# start of Extracted entries

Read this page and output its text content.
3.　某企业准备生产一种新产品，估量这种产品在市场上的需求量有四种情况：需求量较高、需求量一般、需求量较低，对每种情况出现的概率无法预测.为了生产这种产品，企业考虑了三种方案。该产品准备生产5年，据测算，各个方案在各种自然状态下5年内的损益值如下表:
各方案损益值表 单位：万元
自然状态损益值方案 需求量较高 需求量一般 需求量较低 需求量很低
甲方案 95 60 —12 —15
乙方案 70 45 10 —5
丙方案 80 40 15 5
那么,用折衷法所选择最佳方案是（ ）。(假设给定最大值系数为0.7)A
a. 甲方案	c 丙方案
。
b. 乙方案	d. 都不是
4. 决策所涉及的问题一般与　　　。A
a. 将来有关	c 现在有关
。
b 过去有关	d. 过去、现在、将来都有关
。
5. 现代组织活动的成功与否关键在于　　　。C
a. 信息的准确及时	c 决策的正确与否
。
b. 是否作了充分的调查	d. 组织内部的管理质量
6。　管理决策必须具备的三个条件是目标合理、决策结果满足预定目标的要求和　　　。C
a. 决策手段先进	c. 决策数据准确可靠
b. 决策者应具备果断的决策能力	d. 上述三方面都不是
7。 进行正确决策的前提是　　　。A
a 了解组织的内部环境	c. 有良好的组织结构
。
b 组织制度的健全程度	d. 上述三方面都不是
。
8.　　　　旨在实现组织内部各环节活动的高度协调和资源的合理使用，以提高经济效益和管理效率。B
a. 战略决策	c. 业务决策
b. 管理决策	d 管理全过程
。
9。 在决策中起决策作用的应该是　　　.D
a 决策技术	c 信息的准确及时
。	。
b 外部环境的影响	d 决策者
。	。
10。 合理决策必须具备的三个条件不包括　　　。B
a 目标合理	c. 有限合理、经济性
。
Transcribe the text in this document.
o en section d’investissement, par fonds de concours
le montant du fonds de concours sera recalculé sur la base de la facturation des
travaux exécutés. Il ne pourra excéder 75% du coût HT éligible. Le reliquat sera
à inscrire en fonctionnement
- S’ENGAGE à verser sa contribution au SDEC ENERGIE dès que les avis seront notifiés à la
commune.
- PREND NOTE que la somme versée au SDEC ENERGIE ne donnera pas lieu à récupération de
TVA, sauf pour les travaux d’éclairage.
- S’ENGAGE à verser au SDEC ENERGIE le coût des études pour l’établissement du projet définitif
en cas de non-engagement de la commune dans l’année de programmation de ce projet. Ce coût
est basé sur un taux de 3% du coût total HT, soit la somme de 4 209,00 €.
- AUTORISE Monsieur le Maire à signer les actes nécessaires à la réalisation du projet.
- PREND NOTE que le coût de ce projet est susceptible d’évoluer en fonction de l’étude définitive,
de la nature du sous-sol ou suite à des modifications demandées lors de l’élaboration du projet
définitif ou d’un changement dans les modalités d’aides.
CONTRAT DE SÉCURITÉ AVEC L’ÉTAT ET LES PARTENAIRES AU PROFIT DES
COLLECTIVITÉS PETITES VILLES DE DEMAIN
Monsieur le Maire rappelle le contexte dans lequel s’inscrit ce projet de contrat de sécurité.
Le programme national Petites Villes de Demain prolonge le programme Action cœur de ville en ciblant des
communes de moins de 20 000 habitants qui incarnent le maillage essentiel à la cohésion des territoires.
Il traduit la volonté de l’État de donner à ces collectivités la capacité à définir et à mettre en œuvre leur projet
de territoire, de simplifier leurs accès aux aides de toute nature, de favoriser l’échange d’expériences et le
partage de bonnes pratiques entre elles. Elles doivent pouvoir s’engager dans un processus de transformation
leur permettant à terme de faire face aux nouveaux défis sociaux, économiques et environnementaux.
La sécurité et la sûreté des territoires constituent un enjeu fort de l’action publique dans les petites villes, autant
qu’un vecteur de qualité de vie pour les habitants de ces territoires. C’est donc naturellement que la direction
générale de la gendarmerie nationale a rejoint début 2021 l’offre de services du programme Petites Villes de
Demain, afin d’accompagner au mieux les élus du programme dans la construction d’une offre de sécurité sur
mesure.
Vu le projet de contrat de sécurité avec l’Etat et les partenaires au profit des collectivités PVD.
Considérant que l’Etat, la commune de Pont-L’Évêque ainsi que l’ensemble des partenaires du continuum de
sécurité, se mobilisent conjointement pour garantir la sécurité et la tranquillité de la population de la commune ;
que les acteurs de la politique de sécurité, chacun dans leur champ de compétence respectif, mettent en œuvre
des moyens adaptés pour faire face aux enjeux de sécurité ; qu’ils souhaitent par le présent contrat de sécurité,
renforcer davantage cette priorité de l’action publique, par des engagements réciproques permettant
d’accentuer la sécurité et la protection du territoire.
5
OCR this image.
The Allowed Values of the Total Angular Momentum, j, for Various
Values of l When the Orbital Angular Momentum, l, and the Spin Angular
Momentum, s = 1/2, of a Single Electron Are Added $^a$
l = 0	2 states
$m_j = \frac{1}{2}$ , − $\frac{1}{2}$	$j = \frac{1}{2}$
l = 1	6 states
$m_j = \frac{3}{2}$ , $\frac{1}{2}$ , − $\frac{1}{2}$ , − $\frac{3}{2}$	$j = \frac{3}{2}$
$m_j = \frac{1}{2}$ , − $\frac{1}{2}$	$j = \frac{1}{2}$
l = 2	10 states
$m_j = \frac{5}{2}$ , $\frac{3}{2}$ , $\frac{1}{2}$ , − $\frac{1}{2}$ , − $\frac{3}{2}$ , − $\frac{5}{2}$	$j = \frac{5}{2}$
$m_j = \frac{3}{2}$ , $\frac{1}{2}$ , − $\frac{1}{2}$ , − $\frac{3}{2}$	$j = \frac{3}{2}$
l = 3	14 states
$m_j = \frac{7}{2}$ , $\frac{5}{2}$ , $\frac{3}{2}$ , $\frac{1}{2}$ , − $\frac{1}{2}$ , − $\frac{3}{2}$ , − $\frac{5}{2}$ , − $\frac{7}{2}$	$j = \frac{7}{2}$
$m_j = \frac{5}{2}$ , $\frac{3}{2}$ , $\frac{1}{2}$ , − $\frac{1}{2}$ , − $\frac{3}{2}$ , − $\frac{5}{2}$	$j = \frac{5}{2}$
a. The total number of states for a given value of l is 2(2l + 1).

# end of Extracted entries

Repeat every record, keeping each word and mark exactly as it is.

Written solution —
Read this page and output its text content.
3.　某企业准备生产一种新产品，估量这种产品在市场上的需求量有四种情况：需求量较高、需求量一般、需求量较低，对每种情况出现的概率无法预测.为了生产这种产品，企业考虑了三种方案。该产品准备生产5年，据测算，各个方案在各种自然状态下5年内的损益值如下表:
各方案损益值表 单位：万元
自然状态损益值方案 需求量较高 需求量一般 需求量较低 需求量很低
甲方案 95 60 —12 —15
乙方案 70 45 10 —5
丙方案 80 40 15 5
那么,用折衷法所选择最佳方案是（ ）。(假设给定最大值系数为0.7)A
a. 甲方案	c 丙方案
。
b. 乙方案	d. 都不是
4. 决策所涉及的问题一般与　　　。A
a. 将来有关	c 现在有关
。
b 过去有关	d. 过去、现在、将来都有关
。
5. 现代组织活动的成功与否关键在于　　　。C
a. 信息的准确及时	c 决策的正确与否
。
b. 是否作了充分的调查	d. 组织内部的管理质量
6。　管理决策必须具备的三个条件是目标合理、决策结果满足预定目标的要求和　　　。C
a. 决策手段先进	c. 决策数据准确可靠
b. 决策者应具备果断的决策能力	d. 上述三方面都不是
7。 进行正确决策的前提是　　　。A
a 了解组织的内部环境	c. 有良好的组织结构
。
b 组织制度的健全程度	d. 上述三方面都不是
。
8.　　　　旨在实现组织内部各环节活动的高度协调和资源的合理使用，以提高经济效益和管理效率。B
a. 战略决策	c. 业务决策
b. 管理决策	d 管理全过程
。
9。 在决策中起决策作用的应该是　　　.D
a 决策技术	c 信息的准确及时
。	。
b 外部环境的影响	d 决策者
。	。
10。 合理决策必须具备的三个条件不包括　　　。B
a 目标合理	c. 有限合理、经济性
。
Transcribe the text in this document.
o en section d’investissement, par fonds de concours
le montant du fonds de concours sera recalculé sur la base de la facturation des
travaux exécutés. Il ne pourra excéder 75% du coût HT éligible. Le reliquat sera
à inscrire en fonctionnement
- S’ENGAGE à verser sa contribution au SDEC ENERGIE dès que les avis seront notifiés à la
commune.
- PREND NOTE que la somme versée au SDEC ENERGIE ne donnera pas lieu à récupération de
TVA, sauf pour les travaux d’éclairage.
- S’ENGAGE à verser au SDEC ENERGIE le coût des études pour l’établissement du projet définitif
en cas de non-engagement de la commune dans l’année de programmation de ce projet. Ce coût
est basé sur un taux de 3% du coût total HT, soit la somme de 4 209,00 €.
- AUTORISE Monsieur le Maire à signer les actes nécessaires à la réalisation du projet.
- PREND NOTE que le coût de ce projet est susceptible d’évoluer en fonction de l’étude définitive,
de la nature du sous-sol ou suite à des modifications demandées lors de l’élaboration du projet
définitif ou d’un changement dans les modalités d’aides.
CONTRAT DE SÉCURITÉ AVEC L’ÉTAT ET LES PARTENAIRES AU PROFIT DES
COLLECTIVITÉS PETITES VILLES DE DEMAIN
Monsieur le Maire rappelle le contexte dans lequel s’inscrit ce projet de contrat de sécurité.
Le programme national Petites Villes de Demain prolonge le programme Action cœur de ville en ciblant des
communes de moins de 20 000 habitants qui incarnent le maillage essentiel à la cohésion des territoires.
Il traduit la volonté de l’État de donner à ces collectivités la capacité à définir et à mettre en œuvre leur projet
de territoire, de simplifier leurs accès aux aides de toute nature, de favoriser l’échange d’expériences et le
partage de bonnes pratiques entre elles. Elles doivent pouvoir s’engager dans un processus de transformation
leur permettant à terme de faire face aux nouveaux défis sociaux, économiques et environnementaux.
La sécurité et la sûreté des territoires constituent un enjeu fort de l’action publique dans les petites villes, autant
qu’un vecteur de qualité de vie pour les habitants de ces territoires. C’est donc naturellement que la direction
générale de la gendarmerie nationale a rejoint début 2021 l’offre de services du programme Petites Villes de
Demain, afin d’accompagner au mieux les élus du programme dans la construction d’une offre de sécurité sur
mesure.
Vu le projet de contrat de sécurité avec l’Etat et les partenaires au profit des collectivités PVD.
Considérant que l’Etat, la commune de Pont-L’Évêque ainsi que l’ensemble des partenaires du continuum de
sécurité, se mobilisent conjointement pour garantir la sécurité et la tranquillité de la population de la commune ;
que les acteurs de la politique de sécurité, chacun dans leur champ de compétence respectif, mettent en œuvre
des moyens adaptés pour faire face aux enjeux de sécurité ; qu’ils souhaitent par le présent contrat de sécurité,
renforcer davantage cette priorité de l’action publique, par des engagements réciproques permettant
d’accentuer la sécurité et la protection du territoire.
5
OCR this image.
The Allowed Values of the Total Angular Momentum, j, for Various
Values of l When the Orbital Angular Momentum, l, and the Spin Angular
Momentum, s = 1/2, of a Single Electron Are Added $^a$
l = 0	2 states
$m_j = \frac{1}{2}$ , − $\frac{1}{2}$	$j = \frac{1}{2}$
l = 1	6 states
$m_j = \frac{3}{2}$ , $\frac{1}{2}$ , − $\frac{1}{2}$ , − $\frac{3}{2}$	$j = \frac{3}{2}$
$m_j = \frac{1}{2}$ , − $\frac{1}{2}$	$j = \frac{1}{2}$
l = 2	10 states
$m_j = \frac{5}{2}$ , $\frac{3}{2}$ , $\frac{1}{2}$ , − $\frac{1}{2}$ , − $\frac{3}{2}$ , − $\frac{5}{2}$	$j = \frac{5}{2}$
$m_j = \frac{3}{2}$ , $\frac{1}{2}$ , − $\frac{1}{2}$ , − $\frac{3}{2}$	$j = \frac{3}{2}$
l = 3	14 states
$m_j = \frac{7}{2}$ , $\frac{5}{2}$ , $\frac{3}{2}$ , $\frac{1}{2}$ , − $\frac{1}{2}$ , − $\frac{3}{2}$ , − $\frac{5}{2}$ , − $\frac{7}{2}$	$j = \frac{7}{2}$
$m_j = \frac{5}{2}$ , $\frac{3}{2}$ , $\frac{1}{2}$ , − $\frac{1}{2}$ , − $\frac{3}{2}$ , − $\frac{5}{2}$	$j = \frac{5}{2}$
a. The total number of states for a given value of l is 2(2l + 1).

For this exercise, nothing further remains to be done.